→ **Required task**: In the entries below, count the lines holding "сказки". Reply with the number only.

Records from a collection
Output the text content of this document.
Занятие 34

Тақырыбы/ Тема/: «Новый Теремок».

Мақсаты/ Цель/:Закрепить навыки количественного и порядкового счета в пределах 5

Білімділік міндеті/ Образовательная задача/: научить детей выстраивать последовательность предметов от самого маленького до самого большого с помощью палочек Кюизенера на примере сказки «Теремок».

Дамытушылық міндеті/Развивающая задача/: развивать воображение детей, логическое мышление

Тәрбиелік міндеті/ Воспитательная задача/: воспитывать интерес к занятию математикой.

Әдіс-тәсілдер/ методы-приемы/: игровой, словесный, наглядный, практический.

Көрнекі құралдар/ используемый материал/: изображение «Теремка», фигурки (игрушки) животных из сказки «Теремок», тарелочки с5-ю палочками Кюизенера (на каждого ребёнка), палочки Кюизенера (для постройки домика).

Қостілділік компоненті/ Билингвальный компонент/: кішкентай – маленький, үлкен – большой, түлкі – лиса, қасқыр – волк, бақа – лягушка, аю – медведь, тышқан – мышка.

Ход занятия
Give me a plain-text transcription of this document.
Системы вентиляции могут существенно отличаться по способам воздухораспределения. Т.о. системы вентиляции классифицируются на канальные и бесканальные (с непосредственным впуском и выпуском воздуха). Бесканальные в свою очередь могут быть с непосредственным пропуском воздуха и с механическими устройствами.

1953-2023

→ **Response**: 2